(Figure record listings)
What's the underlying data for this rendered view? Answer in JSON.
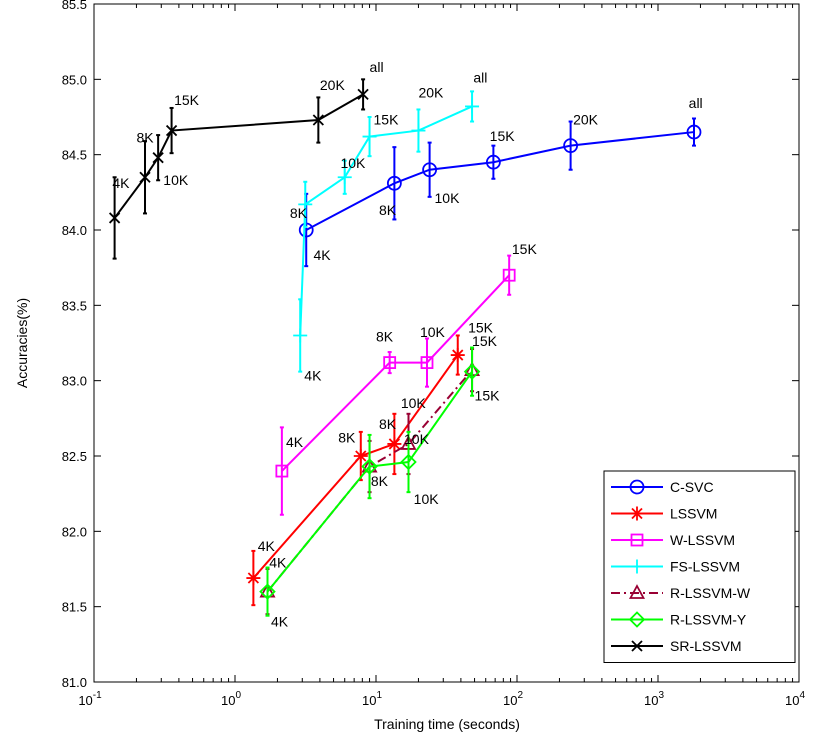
{
  "chart_data": {
    "type": "line",
    "xlabel": "Training time (seconds)",
    "ylabel": "Accuracies(%)",
    "xscale": "log",
    "xlim": [
      0.1,
      10000
    ],
    "ylim": [
      81.0,
      85.5
    ],
    "xticks": [
      0.1,
      1,
      10,
      100,
      1000,
      10000
    ],
    "xtick_labels": [
      {
        "base": "10",
        "exp": "-1"
      },
      {
        "base": "10",
        "exp": "0"
      },
      {
        "base": "10",
        "exp": "1"
      },
      {
        "base": "10",
        "exp": "2"
      },
      {
        "base": "10",
        "exp": "3"
      },
      {
        "base": "10",
        "exp": "4"
      }
    ],
    "yticks": [
      81.0,
      81.5,
      82.0,
      82.5,
      83.0,
      83.5,
      84.0,
      84.5,
      85.0,
      85.5
    ],
    "ytick_labels": [
      "81.0",
      "81.5",
      "82.0",
      "82.5",
      "83.0",
      "83.5",
      "84.0",
      "84.5",
      "85.0",
      "85.5"
    ],
    "grid": false,
    "legend_position": "bottom-right",
    "series": [
      {
        "name": "C-SVC",
        "color": "#0000ff",
        "marker": "circle",
        "dash": "solid",
        "x": [
          3.2,
          13.5,
          24,
          68,
          240,
          1800
        ],
        "y": [
          84.0,
          84.31,
          84.4,
          84.45,
          84.56,
          84.65
        ],
        "err": [
          0.24,
          0.24,
          0.18,
          0.11,
          0.16,
          0.09
        ]
      },
      {
        "name": "LSSVM",
        "color": "#ff0000",
        "marker": "asterisk",
        "dash": "solid",
        "x": [
          1.35,
          7.8,
          13.5,
          38
        ],
        "y": [
          81.69,
          82.5,
          82.58,
          83.17
        ],
        "err": [
          0.18,
          0.16,
          0.2,
          0.13
        ]
      },
      {
        "name": "W-LSSVM",
        "color": "#ff00ff",
        "marker": "square",
        "dash": "solid",
        "x": [
          2.15,
          12.5,
          23,
          88
        ],
        "y": [
          82.4,
          83.12,
          83.12,
          83.7
        ],
        "err": [
          0.29,
          0.07,
          0.16,
          0.13
        ]
      },
      {
        "name": "FS-LSSVM",
        "color": "#00ffff",
        "marker": "plus",
        "dash": "solid",
        "x": [
          2.9,
          3.15,
          6.0,
          9.0,
          20,
          48
        ],
        "y": [
          83.3,
          84.17,
          84.35,
          84.62,
          84.66,
          84.82
        ],
        "err": [
          0.24,
          0.15,
          0.11,
          0.13,
          0.14,
          0.1
        ]
      },
      {
        "name": "R-LSSVM-W",
        "color": "#990033",
        "marker": "triangle",
        "dash": "dashdot",
        "x": [
          1.7,
          9.0,
          17,
          48
        ],
        "y": [
          81.6,
          82.43,
          82.58,
          83.07
        ],
        "err": [
          0.15,
          0.17,
          0.2,
          0.14
        ]
      },
      {
        "name": "R-LSSVM-Y",
        "color": "#00ff00",
        "marker": "diamond",
        "dash": "solid",
        "x": [
          1.7,
          9.0,
          17,
          48
        ],
        "y": [
          81.6,
          82.43,
          82.46,
          83.06
        ],
        "err": [
          0.16,
          0.21,
          0.2,
          0.16
        ]
      },
      {
        "name": "SR-LSSVM",
        "color": "#000000",
        "marker": "cross",
        "dash": "solid",
        "x": [
          0.14,
          0.23,
          0.285,
          0.355,
          3.9,
          8.1
        ],
        "y": [
          84.08,
          84.35,
          84.48,
          84.66,
          84.73,
          84.9
        ],
        "err": [
          0.27,
          0.24,
          0.15,
          0.15,
          0.15,
          0.1
        ]
      }
    ],
    "annotations": [
      {
        "text": "4K",
        "x": 0.135,
        "y": 84.28
      },
      {
        "text": "8K",
        "x": 0.2,
        "y": 84.58
      },
      {
        "text": "10K",
        "x": 0.31,
        "y": 84.3
      },
      {
        "text": "15K",
        "x": 0.37,
        "y": 84.83
      },
      {
        "text": "20K",
        "x": 4.0,
        "y": 84.93
      },
      {
        "text": "all",
        "x": 9.0,
        "y": 85.05
      },
      {
        "text": "8K",
        "x": 2.45,
        "y": 84.08
      },
      {
        "text": "4K",
        "x": 3.6,
        "y": 83.8
      },
      {
        "text": "8K",
        "x": 10.5,
        "y": 84.1
      },
      {
        "text": "10K",
        "x": 26,
        "y": 84.18
      },
      {
        "text": "15K",
        "x": 64,
        "y": 84.59
      },
      {
        "text": "20K",
        "x": 250,
        "y": 84.7
      },
      {
        "text": "all",
        "x": 1650,
        "y": 84.81
      },
      {
        "text": "10K",
        "x": 5.6,
        "y": 84.41
      },
      {
        "text": "15K",
        "x": 9.6,
        "y": 84.7
      },
      {
        "text": "20K",
        "x": 20,
        "y": 84.88
      },
      {
        "text": "all",
        "x": 49,
        "y": 84.98
      },
      {
        "text": "4K",
        "x": 3.1,
        "y": 83.0
      },
      {
        "text": "15K",
        "x": 92,
        "y": 83.84
      },
      {
        "text": "8K",
        "x": 10.0,
        "y": 83.26
      },
      {
        "text": "10K",
        "x": 20.5,
        "y": 83.29
      },
      {
        "text": "15K",
        "x": 45,
        "y": 83.32
      },
      {
        "text": "15K",
        "x": 48,
        "y": 83.23
      },
      {
        "text": "4K",
        "x": 2.3,
        "y": 82.56
      },
      {
        "text": "8K",
        "x": 5.4,
        "y": 82.59
      },
      {
        "text": "8K",
        "x": 10.5,
        "y": 82.68
      },
      {
        "text": "10K",
        "x": 15,
        "y": 82.82
      },
      {
        "text": "10K",
        "x": 15.8,
        "y": 82.58
      },
      {
        "text": "8K",
        "x": 9.2,
        "y": 82.3
      },
      {
        "text": "10K",
        "x": 18.5,
        "y": 82.18
      },
      {
        "text": "15K",
        "x": 50,
        "y": 82.87
      },
      {
        "text": "4K",
        "x": 1.45,
        "y": 81.87
      },
      {
        "text": "4K",
        "x": 1.75,
        "y": 81.76
      },
      {
        "text": "4K",
        "x": 1.8,
        "y": 81.37
      }
    ]
  }
}
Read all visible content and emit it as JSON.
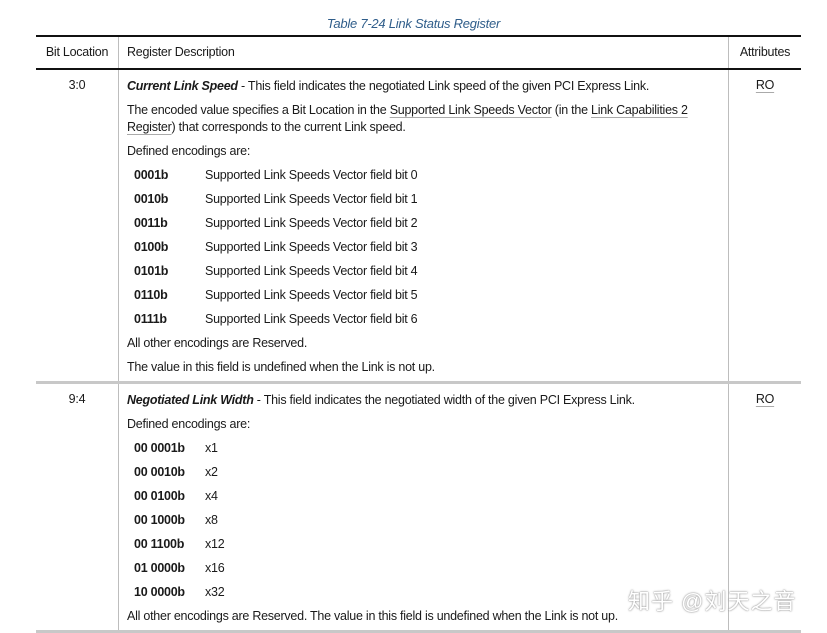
{
  "caption": "Table 7-24 Link Status Register",
  "headers": {
    "bit": "Bit Location",
    "desc": "Register Description",
    "attr": "Attributes"
  },
  "rows": [
    {
      "bit": "3:0",
      "attr": "RO",
      "title": "Current Link Speed",
      "title_rest": " - This field indicates the negotiated Link speed of the given PCI Express Link.",
      "p2a": "The encoded value specifies a Bit Location in the ",
      "p2_link1": "Supported Link Speeds Vector",
      "p2b": " (in the ",
      "p2_link2": "Link Capabilities 2 Register",
      "p2c": ") that corresponds to the current Link speed.",
      "defined": "Defined encodings are:",
      "encodings": [
        {
          "code": "0001b",
          "meaning": "Supported Link Speeds Vector field bit 0"
        },
        {
          "code": "0010b",
          "meaning": "Supported Link Speeds Vector field bit 1"
        },
        {
          "code": "0011b",
          "meaning": "Supported Link Speeds Vector field bit 2"
        },
        {
          "code": "0100b",
          "meaning": "Supported Link Speeds Vector field bit 3"
        },
        {
          "code": "0101b",
          "meaning": "Supported Link Speeds Vector field bit 4"
        },
        {
          "code": "0110b",
          "meaning": "Supported Link Speeds Vector field bit 5"
        },
        {
          "code": "0111b",
          "meaning": "Supported Link Speeds Vector field bit 6"
        }
      ],
      "reserved": "All other encodings are Reserved.",
      "undefined": "The value in this field is undefined when the Link is not up."
    },
    {
      "bit": "9:4",
      "attr": "RO",
      "title": "Negotiated Link Width",
      "title_rest": " - This field indicates the negotiated width of the given PCI Express Link.",
      "defined": "Defined encodings are:",
      "encodings": [
        {
          "code": "00 0001b",
          "meaning": "x1"
        },
        {
          "code": "00 0010b",
          "meaning": "x2"
        },
        {
          "code": "00 0100b",
          "meaning": "x4"
        },
        {
          "code": "00 1000b",
          "meaning": "x8"
        },
        {
          "code": "00 1100b",
          "meaning": "x12"
        },
        {
          "code": "01 0000b",
          "meaning": "x16"
        },
        {
          "code": "10 0000b",
          "meaning": "x32"
        }
      ],
      "reserved": "All other encodings are Reserved. The value in this field is undefined when the Link is not up."
    }
  ],
  "watermark": "知乎 @刘天之音"
}
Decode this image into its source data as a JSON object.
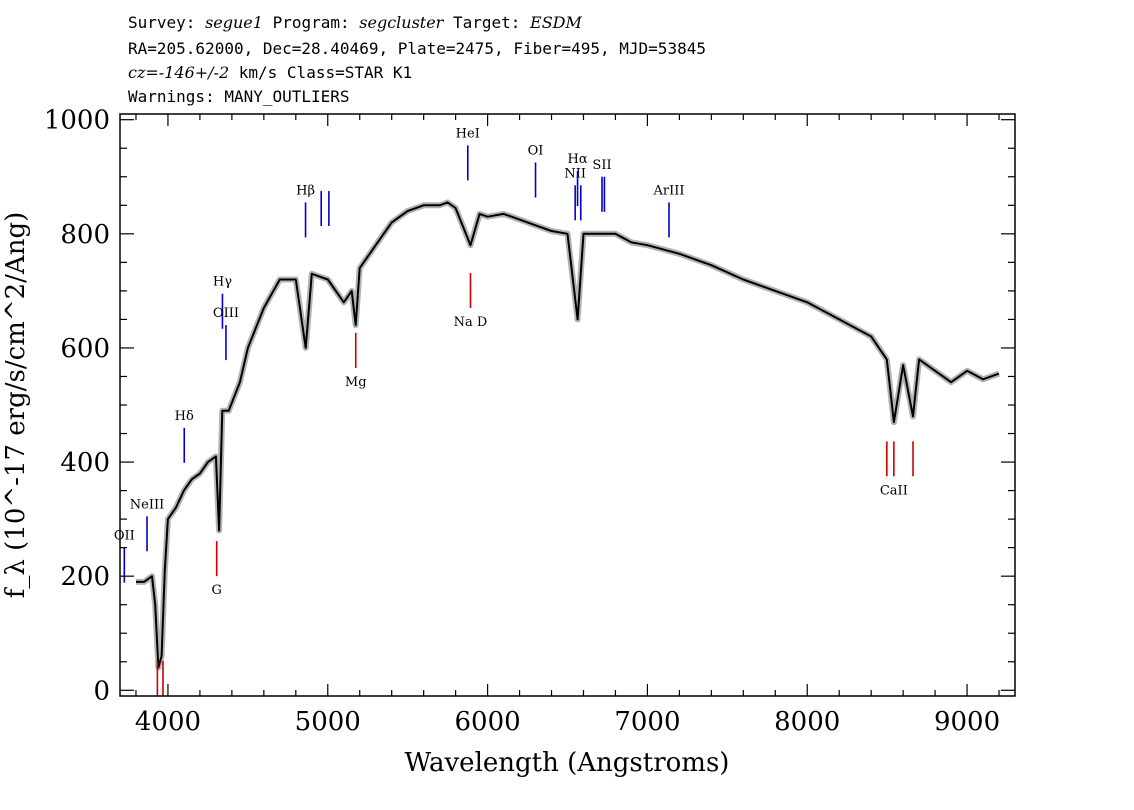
{
  "header": {
    "line1": {
      "survey_label": "Survey: ",
      "survey": "segue1",
      "program_label": " Program: ",
      "program": "segcluster",
      "target_label": " Target: ",
      "target": "ESDM"
    },
    "line2": "RA=205.62000, Dec=28.40469, Plate=2475, Fiber=495, MJD=53845",
    "line3": {
      "cz": "cz=-146+/-2",
      "rest": " km/s Class=STAR K1"
    },
    "line4": "Warnings: MANY_OUTLIERS"
  },
  "chart_data": {
    "type": "line",
    "xlabel": "Wavelength (Angstroms)",
    "ylabel": "f_λ (10^-17 erg/s/cm^2/Ang)",
    "xlim": [
      3700,
      9300
    ],
    "ylim": [
      -10,
      1010
    ],
    "xticks": [
      4000,
      5000,
      6000,
      7000,
      8000,
      9000
    ],
    "yticks": [
      0,
      200,
      400,
      600,
      800,
      1000
    ],
    "spectrum_color": "#000000",
    "error_color": "#b3b3b3",
    "series": [
      {
        "x": [
          3800,
          3850,
          3900,
          3920,
          3940,
          3960,
          3980,
          4000,
          4050,
          4100,
          4150,
          4200,
          4250,
          4300,
          4320,
          4340,
          4380,
          4450,
          4500,
          4600,
          4700,
          4800,
          4862,
          4900,
          5000,
          5100,
          5150,
          5175,
          5200,
          5300,
          5400,
          5500,
          5600,
          5700,
          5750,
          5800,
          5893,
          5950,
          6000,
          6100,
          6200,
          6300,
          6400,
          6500,
          6563,
          6600,
          6700,
          6800,
          6900,
          7000,
          7200,
          7400,
          7600,
          7800,
          8000,
          8200,
          8400,
          8498,
          8542,
          8600,
          8662,
          8700,
          8800,
          8900,
          9000,
          9100,
          9200
        ],
        "y": [
          190,
          190,
          200,
          150,
          40,
          60,
          210,
          300,
          320,
          350,
          370,
          380,
          400,
          410,
          280,
          490,
          490,
          540,
          600,
          670,
          720,
          720,
          600,
          730,
          720,
          680,
          700,
          640,
          740,
          780,
          820,
          840,
          850,
          850,
          855,
          845,
          780,
          835,
          830,
          835,
          825,
          815,
          805,
          800,
          650,
          800,
          800,
          800,
          785,
          780,
          765,
          745,
          720,
          700,
          680,
          650,
          620,
          580,
          470,
          570,
          480,
          580,
          560,
          540,
          560,
          545,
          555
        ]
      }
    ],
    "line_markers": [
      {
        "label": "OII",
        "wave": 3727,
        "color": "#0000cc",
        "side": "top",
        "value": 250
      },
      {
        "label": "NeIII",
        "wave": 3869,
        "color": "#0000cc",
        "side": "top",
        "value": 305
      },
      {
        "label": "Hδ",
        "wave": 4102,
        "color": "#0000cc",
        "side": "top",
        "value": 460
      },
      {
        "label": "Hγ",
        "wave": 4341,
        "color": "#0000cc",
        "side": "top",
        "value": 695
      },
      {
        "label": "OIII",
        "wave": 4363,
        "color": "#0000cc",
        "side": "top",
        "value": 640
      },
      {
        "label": "Hβ",
        "wave": 4861,
        "color": "#0000cc",
        "side": "top",
        "value": 855
      },
      {
        "label": "OIII",
        "wave": 4959,
        "color": "#0000cc",
        "side": "top",
        "value": 875
      },
      {
        "label": "OIII",
        "wave": 5007,
        "color": "#0000cc",
        "side": "top",
        "value": 875
      },
      {
        "label": "HeI",
        "wave": 5876,
        "color": "#0000cc",
        "side": "top",
        "value": 955
      },
      {
        "label": "OI",
        "wave": 6300,
        "color": "#0000cc",
        "side": "top",
        "value": 925
      },
      {
        "label": "NII",
        "wave": 6548,
        "color": "#0000cc",
        "side": "top",
        "value": 885
      },
      {
        "label": "Hα",
        "wave": 6563,
        "color": "#0000cc",
        "side": "top",
        "value": 910
      },
      {
        "label": "NII",
        "wave": 6583,
        "color": "#0000cc",
        "side": "top",
        "value": 885
      },
      {
        "label": "SII",
        "wave": 6716,
        "color": "#0000cc",
        "side": "top",
        "value": 900
      },
      {
        "label": "SII",
        "wave": 6731,
        "color": "#0000cc",
        "side": "top",
        "value": 900
      },
      {
        "label": "ArIII",
        "wave": 7135,
        "color": "#0000cc",
        "side": "top",
        "value": 855
      },
      {
        "label": "",
        "wave": 3934,
        "color": "#cc0000",
        "side": "bottom",
        "value": -10
      },
      {
        "label": "",
        "wave": 3969,
        "color": "#cc0000",
        "side": "bottom",
        "value": -10
      },
      {
        "label": "G",
        "wave": 4305,
        "color": "#cc0000",
        "side": "bottom",
        "value": 200
      },
      {
        "label": "Mg",
        "wave": 5175,
        "color": "#cc0000",
        "side": "bottom",
        "value": 565
      },
      {
        "label": "Na D",
        "wave": 5893,
        "color": "#cc0000",
        "side": "bottom",
        "value": 670
      },
      {
        "label": "",
        "wave": 8498,
        "color": "#cc0000",
        "side": "bottom",
        "value": 375
      },
      {
        "label": "CaII",
        "wave": 8542,
        "color": "#cc0000",
        "side": "bottom",
        "value": 375
      },
      {
        "label": "",
        "wave": 8662,
        "color": "#cc0000",
        "side": "bottom",
        "value": 375
      }
    ]
  }
}
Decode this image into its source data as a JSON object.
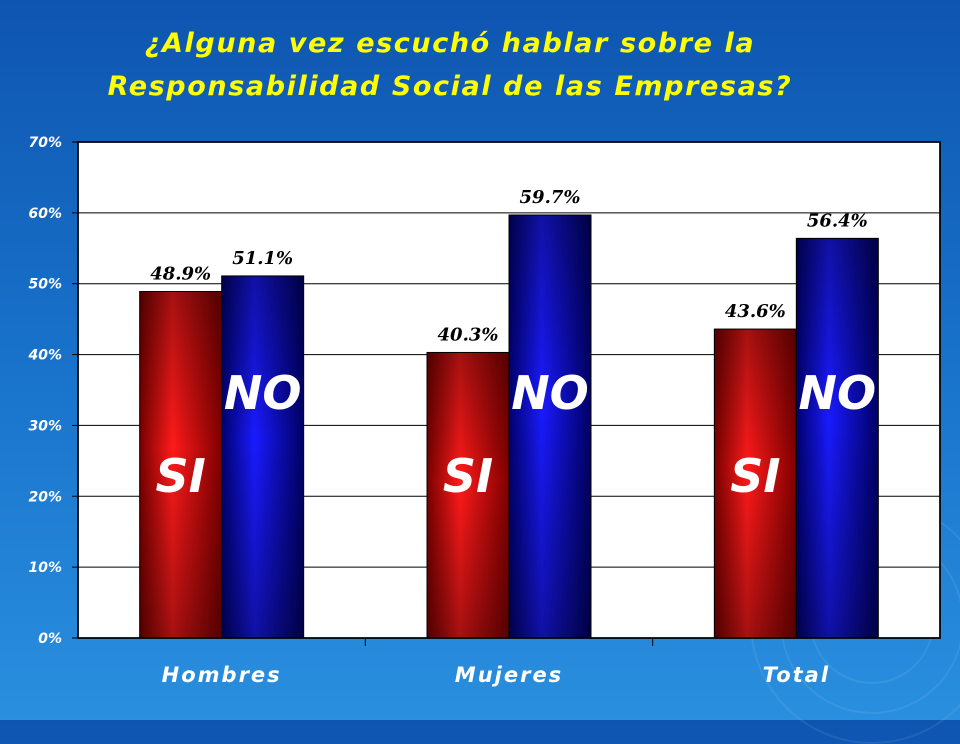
{
  "slide": {
    "title_line1": "¿Alguna vez escuchó hablar sobre la",
    "title_line2": "Responsabilidad Social de las Empresas?"
  },
  "colors": {
    "background": "#1565c0",
    "title": "#ffff00",
    "plot_area": "#ffffff",
    "si_bar": "#cc0000",
    "no_bar": "#0000cc"
  },
  "chart_data": {
    "type": "bar",
    "title": "¿Alguna vez escuchó hablar sobre la Responsabilidad Social de las Empresas?",
    "categories": [
      "Hombres",
      "Mujeres",
      "Total"
    ],
    "series": [
      {
        "name": "SI",
        "values": [
          48.9,
          40.3,
          43.6
        ],
        "labels": [
          "48.9%",
          "40.3%",
          "43.6%"
        ],
        "color": "#cc0000"
      },
      {
        "name": "NO",
        "values": [
          51.1,
          59.7,
          56.4
        ],
        "labels": [
          "51.1%",
          "59.7%",
          "56.4%"
        ],
        "color": "#0000cc"
      }
    ],
    "ylim": [
      0,
      70
    ],
    "yticks": [
      0,
      10,
      20,
      30,
      40,
      50,
      60,
      70
    ],
    "ytick_labels": [
      "0%",
      "10%",
      "20%",
      "30%",
      "40%",
      "50%",
      "60%",
      "70%"
    ],
    "xlabel": "",
    "ylabel": "",
    "grid": true,
    "legend": "none"
  }
}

#### YOUR TASK:
Show all lines above holding "Reserved".

#### ANSWER IN FULL:
      "reserved": "All other encodings are Reserved.",
      "reserved": "All other encodings are Reserved. The value in this field is undefined when the Link is not up."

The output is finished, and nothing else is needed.